**Requirement:** Report, as a bare number, how many lines hold "text".
# START OF Entries provided
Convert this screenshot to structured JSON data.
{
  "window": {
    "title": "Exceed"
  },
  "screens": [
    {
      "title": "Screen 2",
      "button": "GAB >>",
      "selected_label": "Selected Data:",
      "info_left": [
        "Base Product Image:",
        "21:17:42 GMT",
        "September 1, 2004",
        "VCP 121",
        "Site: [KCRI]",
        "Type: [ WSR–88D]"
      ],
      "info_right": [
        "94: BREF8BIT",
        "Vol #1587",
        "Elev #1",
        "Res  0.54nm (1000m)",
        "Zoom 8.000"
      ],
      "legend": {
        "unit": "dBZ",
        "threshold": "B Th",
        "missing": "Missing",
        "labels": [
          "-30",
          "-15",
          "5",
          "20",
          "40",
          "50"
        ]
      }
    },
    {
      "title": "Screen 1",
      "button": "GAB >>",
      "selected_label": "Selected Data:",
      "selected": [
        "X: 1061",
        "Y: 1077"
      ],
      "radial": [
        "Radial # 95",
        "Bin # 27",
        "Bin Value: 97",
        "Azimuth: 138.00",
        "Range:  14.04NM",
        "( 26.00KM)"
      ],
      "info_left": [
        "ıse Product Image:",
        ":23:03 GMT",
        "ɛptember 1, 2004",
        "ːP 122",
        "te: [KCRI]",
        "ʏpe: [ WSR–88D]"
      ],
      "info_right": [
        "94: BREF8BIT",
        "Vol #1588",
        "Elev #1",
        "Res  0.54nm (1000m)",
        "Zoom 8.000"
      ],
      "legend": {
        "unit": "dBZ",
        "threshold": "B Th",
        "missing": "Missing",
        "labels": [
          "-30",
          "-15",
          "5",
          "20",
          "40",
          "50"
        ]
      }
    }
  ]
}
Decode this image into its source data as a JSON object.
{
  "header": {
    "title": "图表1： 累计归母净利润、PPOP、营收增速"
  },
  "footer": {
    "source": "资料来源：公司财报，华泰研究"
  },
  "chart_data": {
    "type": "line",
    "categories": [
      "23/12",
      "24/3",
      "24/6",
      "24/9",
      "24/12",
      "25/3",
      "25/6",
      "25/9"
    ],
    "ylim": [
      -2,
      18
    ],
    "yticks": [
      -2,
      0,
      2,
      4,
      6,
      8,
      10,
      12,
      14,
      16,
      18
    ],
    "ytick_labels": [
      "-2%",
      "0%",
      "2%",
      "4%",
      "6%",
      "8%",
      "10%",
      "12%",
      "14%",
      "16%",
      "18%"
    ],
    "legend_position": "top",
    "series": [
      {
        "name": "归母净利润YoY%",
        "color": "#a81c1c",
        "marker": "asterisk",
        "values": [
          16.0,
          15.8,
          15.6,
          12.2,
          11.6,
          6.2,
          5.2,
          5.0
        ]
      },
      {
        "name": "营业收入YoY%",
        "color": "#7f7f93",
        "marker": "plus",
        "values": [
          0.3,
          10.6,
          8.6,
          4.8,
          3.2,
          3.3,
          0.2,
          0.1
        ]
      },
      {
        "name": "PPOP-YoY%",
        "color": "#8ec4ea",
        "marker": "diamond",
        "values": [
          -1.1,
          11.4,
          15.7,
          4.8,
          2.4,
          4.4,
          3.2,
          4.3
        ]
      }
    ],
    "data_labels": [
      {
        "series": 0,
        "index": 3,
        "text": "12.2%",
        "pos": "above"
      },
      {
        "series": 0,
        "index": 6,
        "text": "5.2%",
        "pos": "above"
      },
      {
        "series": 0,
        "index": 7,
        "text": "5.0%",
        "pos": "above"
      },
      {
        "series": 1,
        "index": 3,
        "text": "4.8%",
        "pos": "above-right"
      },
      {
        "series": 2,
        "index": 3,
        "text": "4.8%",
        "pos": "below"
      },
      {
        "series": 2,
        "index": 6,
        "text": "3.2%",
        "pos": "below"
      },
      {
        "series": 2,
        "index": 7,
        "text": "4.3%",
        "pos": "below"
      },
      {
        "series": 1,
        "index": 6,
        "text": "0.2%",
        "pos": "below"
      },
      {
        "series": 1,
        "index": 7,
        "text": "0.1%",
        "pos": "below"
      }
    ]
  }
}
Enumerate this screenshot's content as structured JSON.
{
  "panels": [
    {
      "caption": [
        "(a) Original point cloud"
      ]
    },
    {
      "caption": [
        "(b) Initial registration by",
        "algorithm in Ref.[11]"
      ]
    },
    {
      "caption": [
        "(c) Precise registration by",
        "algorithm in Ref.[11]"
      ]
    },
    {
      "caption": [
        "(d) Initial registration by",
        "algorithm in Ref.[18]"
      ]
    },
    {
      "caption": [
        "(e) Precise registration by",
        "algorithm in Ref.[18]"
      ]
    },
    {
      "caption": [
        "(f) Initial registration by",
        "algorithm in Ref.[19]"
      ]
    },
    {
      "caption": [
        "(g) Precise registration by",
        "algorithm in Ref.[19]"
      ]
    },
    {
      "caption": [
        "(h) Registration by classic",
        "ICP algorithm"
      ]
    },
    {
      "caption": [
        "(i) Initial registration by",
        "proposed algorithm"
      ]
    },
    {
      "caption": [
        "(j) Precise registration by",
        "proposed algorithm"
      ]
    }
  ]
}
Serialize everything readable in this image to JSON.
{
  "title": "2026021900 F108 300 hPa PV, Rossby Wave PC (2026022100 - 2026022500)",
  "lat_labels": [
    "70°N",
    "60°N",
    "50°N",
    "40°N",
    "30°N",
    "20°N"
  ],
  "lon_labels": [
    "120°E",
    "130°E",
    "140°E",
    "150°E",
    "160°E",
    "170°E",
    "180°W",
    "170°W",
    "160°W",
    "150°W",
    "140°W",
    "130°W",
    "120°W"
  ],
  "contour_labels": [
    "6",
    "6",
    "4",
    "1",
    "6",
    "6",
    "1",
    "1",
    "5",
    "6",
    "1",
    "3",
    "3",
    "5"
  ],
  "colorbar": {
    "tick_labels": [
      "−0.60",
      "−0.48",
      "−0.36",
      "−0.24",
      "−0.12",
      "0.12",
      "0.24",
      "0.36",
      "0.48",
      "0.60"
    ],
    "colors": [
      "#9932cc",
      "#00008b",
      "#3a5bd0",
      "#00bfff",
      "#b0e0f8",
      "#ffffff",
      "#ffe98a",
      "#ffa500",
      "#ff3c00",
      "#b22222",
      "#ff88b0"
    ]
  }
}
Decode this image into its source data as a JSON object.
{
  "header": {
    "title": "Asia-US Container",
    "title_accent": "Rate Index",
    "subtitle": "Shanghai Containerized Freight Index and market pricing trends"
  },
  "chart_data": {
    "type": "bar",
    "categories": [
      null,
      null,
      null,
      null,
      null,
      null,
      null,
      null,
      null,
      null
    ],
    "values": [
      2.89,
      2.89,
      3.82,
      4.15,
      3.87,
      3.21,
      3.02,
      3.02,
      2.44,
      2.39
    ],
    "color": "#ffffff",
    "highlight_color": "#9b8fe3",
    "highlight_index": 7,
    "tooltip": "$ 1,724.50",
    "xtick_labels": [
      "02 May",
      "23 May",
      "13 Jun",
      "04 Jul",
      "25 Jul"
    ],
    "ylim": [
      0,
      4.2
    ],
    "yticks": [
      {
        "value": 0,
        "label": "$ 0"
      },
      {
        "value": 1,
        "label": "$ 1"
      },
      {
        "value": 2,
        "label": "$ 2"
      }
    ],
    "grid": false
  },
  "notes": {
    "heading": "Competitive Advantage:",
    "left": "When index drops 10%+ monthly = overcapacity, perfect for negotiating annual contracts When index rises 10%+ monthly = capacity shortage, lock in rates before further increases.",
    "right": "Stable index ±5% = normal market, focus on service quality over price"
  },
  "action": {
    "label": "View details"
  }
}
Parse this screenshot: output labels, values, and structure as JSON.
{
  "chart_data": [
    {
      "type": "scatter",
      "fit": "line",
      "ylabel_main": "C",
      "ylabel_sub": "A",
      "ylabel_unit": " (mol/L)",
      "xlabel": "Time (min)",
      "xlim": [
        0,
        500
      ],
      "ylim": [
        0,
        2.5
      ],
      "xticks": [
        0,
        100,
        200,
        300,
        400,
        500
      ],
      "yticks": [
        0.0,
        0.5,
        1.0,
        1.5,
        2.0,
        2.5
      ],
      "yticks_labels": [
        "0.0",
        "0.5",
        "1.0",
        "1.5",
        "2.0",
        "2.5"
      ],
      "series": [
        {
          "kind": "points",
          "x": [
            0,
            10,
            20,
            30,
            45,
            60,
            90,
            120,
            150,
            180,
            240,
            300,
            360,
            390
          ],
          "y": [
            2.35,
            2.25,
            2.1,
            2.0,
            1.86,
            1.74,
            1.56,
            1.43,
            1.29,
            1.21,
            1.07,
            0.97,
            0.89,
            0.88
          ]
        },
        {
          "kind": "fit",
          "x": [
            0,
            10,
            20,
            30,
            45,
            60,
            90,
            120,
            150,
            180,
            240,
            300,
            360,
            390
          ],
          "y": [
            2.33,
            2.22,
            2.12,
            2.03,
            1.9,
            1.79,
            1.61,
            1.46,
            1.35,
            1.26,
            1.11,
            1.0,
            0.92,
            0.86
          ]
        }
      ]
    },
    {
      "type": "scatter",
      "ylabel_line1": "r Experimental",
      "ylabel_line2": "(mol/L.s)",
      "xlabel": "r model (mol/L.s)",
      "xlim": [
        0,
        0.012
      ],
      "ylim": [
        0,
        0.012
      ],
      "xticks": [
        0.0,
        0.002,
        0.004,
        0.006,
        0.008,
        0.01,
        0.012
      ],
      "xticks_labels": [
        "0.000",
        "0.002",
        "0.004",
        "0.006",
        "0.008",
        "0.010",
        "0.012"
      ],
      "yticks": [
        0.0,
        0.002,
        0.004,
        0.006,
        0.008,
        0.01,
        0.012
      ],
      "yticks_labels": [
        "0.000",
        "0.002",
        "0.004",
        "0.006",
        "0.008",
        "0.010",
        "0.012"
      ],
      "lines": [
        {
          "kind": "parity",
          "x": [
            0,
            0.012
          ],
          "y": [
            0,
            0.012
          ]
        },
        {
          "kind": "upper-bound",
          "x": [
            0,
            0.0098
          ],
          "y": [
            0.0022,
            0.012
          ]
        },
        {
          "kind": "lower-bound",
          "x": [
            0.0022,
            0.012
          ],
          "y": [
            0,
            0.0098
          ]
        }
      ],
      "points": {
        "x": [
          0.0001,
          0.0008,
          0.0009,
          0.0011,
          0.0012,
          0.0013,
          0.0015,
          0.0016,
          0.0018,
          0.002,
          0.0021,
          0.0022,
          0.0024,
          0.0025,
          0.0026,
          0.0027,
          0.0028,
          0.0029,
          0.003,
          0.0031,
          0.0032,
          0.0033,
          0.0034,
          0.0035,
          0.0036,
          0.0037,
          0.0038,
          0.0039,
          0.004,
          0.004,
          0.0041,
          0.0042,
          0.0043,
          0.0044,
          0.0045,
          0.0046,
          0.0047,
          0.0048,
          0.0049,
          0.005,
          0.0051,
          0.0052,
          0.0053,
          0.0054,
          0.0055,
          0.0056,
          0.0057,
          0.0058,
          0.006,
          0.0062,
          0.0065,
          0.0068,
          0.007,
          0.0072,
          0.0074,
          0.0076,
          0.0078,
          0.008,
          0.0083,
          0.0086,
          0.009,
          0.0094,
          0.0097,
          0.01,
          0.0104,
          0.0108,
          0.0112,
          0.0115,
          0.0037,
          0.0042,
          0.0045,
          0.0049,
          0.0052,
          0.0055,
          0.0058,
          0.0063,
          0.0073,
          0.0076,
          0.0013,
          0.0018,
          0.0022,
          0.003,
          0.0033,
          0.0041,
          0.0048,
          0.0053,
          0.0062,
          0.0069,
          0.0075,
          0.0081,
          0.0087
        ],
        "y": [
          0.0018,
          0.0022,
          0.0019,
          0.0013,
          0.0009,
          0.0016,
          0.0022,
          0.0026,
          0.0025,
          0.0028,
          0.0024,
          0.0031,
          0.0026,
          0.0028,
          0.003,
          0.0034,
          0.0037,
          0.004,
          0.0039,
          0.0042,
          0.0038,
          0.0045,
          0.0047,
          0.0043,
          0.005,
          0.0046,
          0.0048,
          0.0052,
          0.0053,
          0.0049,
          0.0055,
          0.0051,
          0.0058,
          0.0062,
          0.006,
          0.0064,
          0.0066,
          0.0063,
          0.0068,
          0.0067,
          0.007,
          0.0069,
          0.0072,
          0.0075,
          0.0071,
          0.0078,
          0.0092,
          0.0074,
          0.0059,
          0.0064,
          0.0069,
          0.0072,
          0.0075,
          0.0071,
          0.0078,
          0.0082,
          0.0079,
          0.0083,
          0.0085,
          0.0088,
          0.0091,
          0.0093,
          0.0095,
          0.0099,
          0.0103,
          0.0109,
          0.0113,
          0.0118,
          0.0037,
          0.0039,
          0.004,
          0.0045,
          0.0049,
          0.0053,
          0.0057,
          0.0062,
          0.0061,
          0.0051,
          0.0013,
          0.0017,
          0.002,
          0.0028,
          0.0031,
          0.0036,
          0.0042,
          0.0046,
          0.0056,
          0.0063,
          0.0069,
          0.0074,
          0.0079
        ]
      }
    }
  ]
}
# END OF Entries provided
**The completed task:** 9